*TASK OBJECTIVE*
Transcribe the records below exactly as they appear, omitting any pictures.

*SUPPLIED DATA*
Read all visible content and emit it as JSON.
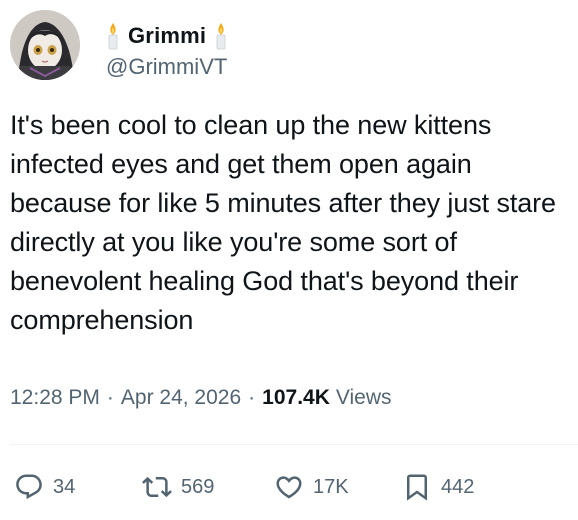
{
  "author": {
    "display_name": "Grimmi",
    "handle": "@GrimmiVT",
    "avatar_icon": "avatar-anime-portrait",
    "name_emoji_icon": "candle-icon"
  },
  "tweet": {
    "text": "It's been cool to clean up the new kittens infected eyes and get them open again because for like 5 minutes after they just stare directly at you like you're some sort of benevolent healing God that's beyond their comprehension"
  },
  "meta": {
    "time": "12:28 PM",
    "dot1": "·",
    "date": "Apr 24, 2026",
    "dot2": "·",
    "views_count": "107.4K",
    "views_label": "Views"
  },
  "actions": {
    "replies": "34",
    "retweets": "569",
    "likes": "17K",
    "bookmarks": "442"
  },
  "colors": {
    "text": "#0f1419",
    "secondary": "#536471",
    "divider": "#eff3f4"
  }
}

*COMPLETE RESPONSE*
Read all visible content and emit it as JSON.
{
  "author": {
    "display_name": "Grimmi",
    "handle": "@GrimmiVT",
    "avatar_icon": "avatar-anime-portrait",
    "name_emoji_icon": "candle-icon"
  },
  "tweet": {
    "text": "It's been cool to clean up the new kittens infected eyes and get them open again because for like 5 minutes after they just stare directly at you like you're some sort of benevolent healing God that's beyond their comprehension"
  },
  "meta": {
    "time": "12:28 PM",
    "dot1": "·",
    "date": "Apr 24, 2026",
    "dot2": "·",
    "views_count": "107.4K",
    "views_label": "Views"
  },
  "actions": {
    "replies": "34",
    "retweets": "569",
    "likes": "17K",
    "bookmarks": "442"
  },
  "colors": {
    "text": "#0f1419",
    "secondary": "#536471",
    "divider": "#eff3f4"
  }
}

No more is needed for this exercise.